Direction
Can you restate the records below word for word?

Provided data
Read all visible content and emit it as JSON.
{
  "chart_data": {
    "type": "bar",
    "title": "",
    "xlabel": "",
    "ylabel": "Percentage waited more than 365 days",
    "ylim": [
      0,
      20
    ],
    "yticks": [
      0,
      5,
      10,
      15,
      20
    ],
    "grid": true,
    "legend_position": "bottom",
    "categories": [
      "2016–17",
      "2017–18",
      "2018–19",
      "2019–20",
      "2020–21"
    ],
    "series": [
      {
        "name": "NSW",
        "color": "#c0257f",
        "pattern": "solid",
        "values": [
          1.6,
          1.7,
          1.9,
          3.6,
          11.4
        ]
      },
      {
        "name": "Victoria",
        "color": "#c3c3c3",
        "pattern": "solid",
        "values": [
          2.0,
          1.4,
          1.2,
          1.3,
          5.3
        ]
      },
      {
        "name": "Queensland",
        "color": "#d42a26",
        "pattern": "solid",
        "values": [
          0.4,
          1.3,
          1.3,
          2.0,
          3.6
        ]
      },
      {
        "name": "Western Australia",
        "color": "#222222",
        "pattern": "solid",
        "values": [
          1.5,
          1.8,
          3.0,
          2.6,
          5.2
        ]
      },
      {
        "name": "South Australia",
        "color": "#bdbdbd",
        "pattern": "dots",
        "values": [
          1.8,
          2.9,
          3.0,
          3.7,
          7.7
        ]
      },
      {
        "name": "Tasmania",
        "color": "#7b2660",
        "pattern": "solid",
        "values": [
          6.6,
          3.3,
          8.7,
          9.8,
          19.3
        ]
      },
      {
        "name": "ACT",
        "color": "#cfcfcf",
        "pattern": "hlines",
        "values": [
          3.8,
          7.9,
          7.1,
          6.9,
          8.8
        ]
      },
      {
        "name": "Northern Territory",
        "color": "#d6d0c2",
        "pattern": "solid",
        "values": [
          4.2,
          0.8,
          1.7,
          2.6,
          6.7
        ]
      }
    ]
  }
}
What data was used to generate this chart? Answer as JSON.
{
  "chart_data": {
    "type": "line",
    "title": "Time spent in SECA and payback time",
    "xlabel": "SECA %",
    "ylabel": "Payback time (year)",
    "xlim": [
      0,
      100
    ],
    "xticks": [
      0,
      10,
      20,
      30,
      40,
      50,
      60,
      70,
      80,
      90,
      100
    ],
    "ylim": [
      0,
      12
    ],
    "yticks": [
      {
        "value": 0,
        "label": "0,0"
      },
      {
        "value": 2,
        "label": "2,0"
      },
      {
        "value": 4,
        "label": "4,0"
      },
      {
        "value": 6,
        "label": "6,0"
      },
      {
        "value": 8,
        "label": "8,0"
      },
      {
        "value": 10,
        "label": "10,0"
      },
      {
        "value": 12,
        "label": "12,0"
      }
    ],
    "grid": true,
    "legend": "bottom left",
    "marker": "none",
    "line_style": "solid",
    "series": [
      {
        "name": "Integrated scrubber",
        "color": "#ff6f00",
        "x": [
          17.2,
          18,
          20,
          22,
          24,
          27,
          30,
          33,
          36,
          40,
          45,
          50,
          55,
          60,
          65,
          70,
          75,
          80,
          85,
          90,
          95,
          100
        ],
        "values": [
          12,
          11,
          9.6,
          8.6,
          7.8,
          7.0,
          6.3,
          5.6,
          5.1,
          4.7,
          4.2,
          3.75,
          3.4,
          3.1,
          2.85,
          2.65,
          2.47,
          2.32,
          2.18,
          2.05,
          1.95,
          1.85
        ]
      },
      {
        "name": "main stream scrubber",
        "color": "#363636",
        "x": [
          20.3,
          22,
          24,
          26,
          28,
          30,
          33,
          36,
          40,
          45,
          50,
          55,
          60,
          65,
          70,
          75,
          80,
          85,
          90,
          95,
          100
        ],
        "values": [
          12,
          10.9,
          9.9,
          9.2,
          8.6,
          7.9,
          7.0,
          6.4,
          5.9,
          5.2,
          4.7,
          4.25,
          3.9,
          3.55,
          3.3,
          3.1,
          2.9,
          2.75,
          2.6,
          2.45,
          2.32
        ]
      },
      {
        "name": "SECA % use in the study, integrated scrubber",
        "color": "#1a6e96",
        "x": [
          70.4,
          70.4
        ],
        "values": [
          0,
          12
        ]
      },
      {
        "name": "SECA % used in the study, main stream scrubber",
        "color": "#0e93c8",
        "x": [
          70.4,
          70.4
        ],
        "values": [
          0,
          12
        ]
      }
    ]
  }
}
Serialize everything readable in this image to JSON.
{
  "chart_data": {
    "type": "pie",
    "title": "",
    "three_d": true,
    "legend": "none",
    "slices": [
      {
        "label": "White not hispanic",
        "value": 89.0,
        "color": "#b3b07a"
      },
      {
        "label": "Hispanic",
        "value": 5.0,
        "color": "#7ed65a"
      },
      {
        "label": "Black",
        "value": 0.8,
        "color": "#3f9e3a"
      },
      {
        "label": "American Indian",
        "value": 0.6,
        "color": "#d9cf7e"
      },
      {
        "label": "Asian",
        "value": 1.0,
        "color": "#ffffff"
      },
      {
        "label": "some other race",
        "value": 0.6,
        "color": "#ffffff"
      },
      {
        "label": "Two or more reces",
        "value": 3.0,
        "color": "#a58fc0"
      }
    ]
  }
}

Solution to this task
Read all visible content and emit it as JSON.
{
  "chart_data": {
    "type": "bar",
    "title": "",
    "xlabel": "",
    "ylabel": "Percentage waited more than 365 days",
    "ylim": [
      0,
      20
    ],
    "yticks": [
      0,
      5,
      10,
      15,
      20
    ],
    "grid": true,
    "legend_position": "bottom",
    "categories": [
      "2016–17",
      "2017–18",
      "2018–19",
      "2019–20",
      "2020–21"
    ],
    "series": [
      {
        "name": "NSW",
        "color": "#c0257f",
        "pattern": "solid",
        "values": [
          1.6,
          1.7,
          1.9,
          3.6,
          11.4
        ]
      },
      {
        "name": "Victoria",
        "color": "#c3c3c3",
        "pattern": "solid",
        "values": [
          2.0,
          1.4,
          1.2,
          1.3,
          5.3
        ]
      },
      {
        "name": "Queensland",
        "color": "#d42a26",
        "pattern": "solid",
        "values": [
          0.4,
          1.3,
          1.3,
          2.0,
          3.6
        ]
      },
      {
        "name": "Western Australia",
        "color": "#222222",
        "pattern": "solid",
        "values": [
          1.5,
          1.8,
          3.0,
          2.6,
          5.2
        ]
      },
      {
        "name": "South Australia",
        "color": "#bdbdbd",
        "pattern": "dots",
        "values": [
          1.8,
          2.9,
          3.0,
          3.7,
          7.7
        ]
      },
      {
        "name": "Tasmania",
        "color": "#7b2660",
        "pattern": "solid",
        "values": [
          6.6,
          3.3,
          8.7,
          9.8,
          19.3
        ]
      },
      {
        "name": "ACT",
        "color": "#cfcfcf",
        "pattern": "hlines",
        "values": [
          3.8,
          7.9,
          7.1,
          6.9,
          8.8
        ]
      },
      {
        "name": "Northern Territory",
        "color": "#d6d0c2",
        "pattern": "solid",
        "values": [
          4.2,
          0.8,
          1.7,
          2.6,
          6.7
        ]
      }
    ]
  }
}
What data was used to generate this chart? Answer as JSON.
{
  "chart_data": {
    "type": "line",
    "title": "Time spent in SECA and payback time",
    "xlabel": "SECA %",
    "ylabel": "Payback time (year)",
    "xlim": [
      0,
      100
    ],
    "xticks": [
      0,
      10,
      20,
      30,
      40,
      50,
      60,
      70,
      80,
      90,
      100
    ],
    "ylim": [
      0,
      12
    ],
    "yticks": [
      {
        "value": 0,
        "label": "0,0"
      },
      {
        "value": 2,
        "label": "2,0"
      },
      {
        "value": 4,
        "label": "4,0"
      },
      {
        "value": 6,
        "label": "6,0"
      },
      {
        "value": 8,
        "label": "8,0"
      },
      {
        "value": 10,
        "label": "10,0"
      },
      {
        "value": 12,
        "label": "12,0"
      }
    ],
    "grid": true,
    "legend": "bottom left",
    "marker": "none",
    "line_style": "solid",
    "series": [
      {
        "name": "Integrated scrubber",
        "color": "#ff6f00",
        "x": [
          17.2,
          18,
          20,
          22,
          24,
          27,
          30,
          33,
          36,
          40,
          45,
          50,
          55,
          60,
          65,
          70,
          75,
          80,
          85,
          90,
          95,
          100
        ],
        "values": [
          12,
          11,
          9.6,
          8.6,
          7.8,
          7.0,
          6.3,
          5.6,
          5.1,
          4.7,
          4.2,
          3.75,
          3.4,
          3.1,
          2.85,
          2.65,
          2.47,
          2.32,
          2.18,
          2.05,
          1.95,
          1.85
        ]
      },
      {
        "name": "main stream scrubber",
        "color": "#363636",
        "x": [
          20.3,
          22,
          24,
          26,
          28,
          30,
          33,
          36,
          40,
          45,
          50,
          55,
          60,
          65,
          70,
          75,
          80,
          85,
          90,
          95,
          100
        ],
        "values": [
          12,
          10.9,
          9.9,
          9.2,
          8.6,
          7.9,
          7.0,
          6.4,
          5.9,
          5.2,
          4.7,
          4.25,
          3.9,
          3.55,
          3.3,
          3.1,
          2.9,
          2.75,
          2.6,
          2.45,
          2.32
        ]
      },
      {
        "name": "SECA % use in the study, integrated scrubber",
        "color": "#1a6e96",
        "x": [
          70.4,
          70.4
        ],
        "values": [
          0,
          12
        ]
      },
      {
        "name": "SECA % used in the study, main stream scrubber",
        "color": "#0e93c8",
        "x": [
          70.4,
          70.4
        ],
        "values": [
          0,
          12
        ]
      }
    ]
  }
}
Serialize everything readable in this image to JSON.
{
  "chart_data": {
    "type": "pie",
    "title": "",
    "three_d": true,
    "legend": "none",
    "slices": [
      {
        "label": "White not hispanic",
        "value": 89.0,
        "color": "#b3b07a"
      },
      {
        "label": "Hispanic",
        "value": 5.0,
        "color": "#7ed65a"
      },
      {
        "label": "Black",
        "value": 0.8,
        "color": "#3f9e3a"
      },
      {
        "label": "American Indian",
        "value": 0.6,
        "color": "#d9cf7e"
      },
      {
        "label": "Asian",
        "value": 1.0,
        "color": "#ffffff"
      },
      {
        "label": "some other race",
        "value": 0.6,
        "color": "#ffffff"
      },
      {
        "label": "Two or more reces",
        "value": 3.0,
        "color": "#a58fc0"
      }
    ]
  }
}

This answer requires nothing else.